**JOB**
The listing must be reproduced in full, exactly as it stands.
◇ ◇ ◇
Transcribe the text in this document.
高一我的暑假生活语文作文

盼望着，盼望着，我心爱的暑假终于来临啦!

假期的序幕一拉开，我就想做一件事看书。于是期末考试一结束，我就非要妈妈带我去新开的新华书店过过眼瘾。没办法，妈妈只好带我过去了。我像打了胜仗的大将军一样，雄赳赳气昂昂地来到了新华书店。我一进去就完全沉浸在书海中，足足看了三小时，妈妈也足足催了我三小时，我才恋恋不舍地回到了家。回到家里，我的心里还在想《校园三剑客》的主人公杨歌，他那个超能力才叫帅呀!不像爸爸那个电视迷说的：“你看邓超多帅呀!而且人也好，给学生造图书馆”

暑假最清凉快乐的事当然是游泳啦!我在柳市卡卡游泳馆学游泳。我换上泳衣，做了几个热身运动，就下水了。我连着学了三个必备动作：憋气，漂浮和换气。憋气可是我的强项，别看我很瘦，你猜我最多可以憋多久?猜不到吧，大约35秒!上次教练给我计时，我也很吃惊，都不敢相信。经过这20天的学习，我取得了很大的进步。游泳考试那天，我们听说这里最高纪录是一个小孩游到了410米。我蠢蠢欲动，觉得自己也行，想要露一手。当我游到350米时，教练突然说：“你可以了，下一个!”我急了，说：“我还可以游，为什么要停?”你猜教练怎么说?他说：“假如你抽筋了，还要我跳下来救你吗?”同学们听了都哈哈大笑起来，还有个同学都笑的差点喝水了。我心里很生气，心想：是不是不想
◇ ◇ ◇
**OUTPUT**
Transcribe the text in this document.
高一我的暑假生活语文作文

盼望着，盼望着，我心爱的暑假终于来临啦!

假期的序幕一拉开，我就想做一件事看书。于是期末考试一结束，我就非要妈妈带我去新开的新华书店过过眼瘾。没办法，妈妈只好带我过去了。我像打了胜仗的大将军一样，雄赳赳气昂昂地来到了新华书店。我一进去就完全沉浸在书海中，足足看了三小时，妈妈也足足催了我三小时，我才恋恋不舍地回到了家。回到家里，我的心里还在想《校园三剑客》的主人公杨歌，他那个超能力才叫帅呀!不像爸爸那个电视迷说的：“你看邓超多帅呀!而且人也好，给学生造图书馆”

暑假最清凉快乐的事当然是游泳啦!我在柳市卡卡游泳馆学游泳。我换上泳衣，做了几个热身运动，就下水了。我连着学了三个必备动作：憋气，漂浮和换气。憋气可是我的强项，别看我很瘦，你猜我最多可以憋多久?猜不到吧，大约35秒!上次教练给我计时，我也很吃惊，都不敢相信。经过这20天的学习，我取得了很大的进步。游泳考试那天，我们听说这里最高纪录是一个小孩游到了410米。我蠢蠢欲动，觉得自己也行，想要露一手。当我游到350米时，教练突然说：“你可以了，下一个!”我急了，说：“我还可以游，为什么要停?”你猜教练怎么说?他说：“假如你抽筋了，还要我跳下来救你吗?”同学们听了都哈哈大笑起来，还有个同学都笑的差点喝水了。我心里很生气，心想：是不是不想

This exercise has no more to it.